(EXERCISE) Reproduce all the entries precisely.

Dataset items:
* * * * * * * * *

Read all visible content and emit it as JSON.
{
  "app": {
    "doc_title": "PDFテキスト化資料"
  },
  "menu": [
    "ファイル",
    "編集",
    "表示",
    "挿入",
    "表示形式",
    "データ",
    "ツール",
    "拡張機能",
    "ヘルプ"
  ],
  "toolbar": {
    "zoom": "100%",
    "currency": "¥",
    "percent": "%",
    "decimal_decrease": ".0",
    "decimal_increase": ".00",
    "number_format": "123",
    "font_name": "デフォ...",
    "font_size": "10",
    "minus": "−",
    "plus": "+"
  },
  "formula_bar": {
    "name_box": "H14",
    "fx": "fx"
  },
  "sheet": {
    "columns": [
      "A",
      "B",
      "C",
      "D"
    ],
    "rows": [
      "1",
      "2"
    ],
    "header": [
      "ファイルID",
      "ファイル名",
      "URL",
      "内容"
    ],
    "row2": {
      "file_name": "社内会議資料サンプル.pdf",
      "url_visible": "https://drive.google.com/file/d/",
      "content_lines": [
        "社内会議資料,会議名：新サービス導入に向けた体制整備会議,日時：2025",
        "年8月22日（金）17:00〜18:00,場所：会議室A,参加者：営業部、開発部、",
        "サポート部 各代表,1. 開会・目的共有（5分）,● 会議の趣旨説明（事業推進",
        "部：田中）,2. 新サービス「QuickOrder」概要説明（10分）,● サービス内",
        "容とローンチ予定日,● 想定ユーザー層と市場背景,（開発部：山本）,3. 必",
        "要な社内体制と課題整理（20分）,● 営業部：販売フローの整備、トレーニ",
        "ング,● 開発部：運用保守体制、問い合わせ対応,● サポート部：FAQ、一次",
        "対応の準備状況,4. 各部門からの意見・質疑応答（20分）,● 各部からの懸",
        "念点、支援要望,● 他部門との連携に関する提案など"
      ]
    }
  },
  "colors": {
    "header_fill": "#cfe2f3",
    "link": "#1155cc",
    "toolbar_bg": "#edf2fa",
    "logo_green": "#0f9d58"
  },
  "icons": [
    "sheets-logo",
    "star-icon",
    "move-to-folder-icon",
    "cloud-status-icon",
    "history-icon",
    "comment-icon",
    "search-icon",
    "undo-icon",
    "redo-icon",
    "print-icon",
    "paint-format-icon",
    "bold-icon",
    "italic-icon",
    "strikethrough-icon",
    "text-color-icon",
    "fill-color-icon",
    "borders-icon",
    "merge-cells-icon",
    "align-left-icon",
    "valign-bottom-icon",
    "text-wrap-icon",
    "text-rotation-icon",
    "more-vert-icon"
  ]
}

* * * * * * * * *

(CORRECT RESPONSE)
Read all visible content and emit it as JSON.
{
  "app": {
    "doc_title": "PDFテキスト化資料"
  },
  "menu": [
    "ファイル",
    "編集",
    "表示",
    "挿入",
    "表示形式",
    "データ",
    "ツール",
    "拡張機能",
    "ヘルプ"
  ],
  "toolbar": {
    "zoom": "100%",
    "currency": "¥",
    "percent": "%",
    "decimal_decrease": ".0",
    "decimal_increase": ".00",
    "number_format": "123",
    "font_name": "デフォ...",
    "font_size": "10",
    "minus": "−",
    "plus": "+"
  },
  "formula_bar": {
    "name_box": "H14",
    "fx": "fx"
  },
  "sheet": {
    "columns": [
      "A",
      "B",
      "C",
      "D"
    ],
    "rows": [
      "1",
      "2"
    ],
    "header": [
      "ファイルID",
      "ファイル名",
      "URL",
      "内容"
    ],
    "row2": {
      "file_name": "社内会議資料サンプル.pdf",
      "url_visible": "https://drive.google.com/file/d/",
      "content_lines": [
        "社内会議資料,会議名：新サービス導入に向けた体制整備会議,日時：2025",
        "年8月22日（金）17:00〜18:00,場所：会議室A,参加者：営業部、開発部、",
        "サポート部 各代表,1. 開会・目的共有（5分）,● 会議の趣旨説明（事業推進",
        "部：田中）,2. 新サービス「QuickOrder」概要説明（10分）,● サービス内",
        "容とローンチ予定日,● 想定ユーザー層と市場背景,（開発部：山本）,3. 必",
        "要な社内体制と課題整理（20分）,● 営業部：販売フローの整備、トレーニ",
        "ング,● 開発部：運用保守体制、問い合わせ対応,● サポート部：FAQ、一次",
        "対応の準備状況,4. 各部門からの意見・質疑応答（20分）,● 各部からの懸",
        "念点、支援要望,● 他部門との連携に関する提案など"
      ]
    }
  },
  "colors": {
    "header_fill": "#cfe2f3",
    "link": "#1155cc",
    "toolbar_bg": "#edf2fa",
    "logo_green": "#0f9d58"
  },
  "icons": [
    "sheets-logo",
    "star-icon",
    "move-to-folder-icon",
    "cloud-status-icon",
    "history-icon",
    "comment-icon",
    "search-icon",
    "undo-icon",
    "redo-icon",
    "print-icon",
    "paint-format-icon",
    "bold-icon",
    "italic-icon",
    "strikethrough-icon",
    "text-color-icon",
    "fill-color-icon",
    "borders-icon",
    "merge-cells-icon",
    "align-left-icon",
    "valign-bottom-icon",
    "text-wrap-icon",
    "text-rotation-icon",
    "more-vert-icon"
  ]
}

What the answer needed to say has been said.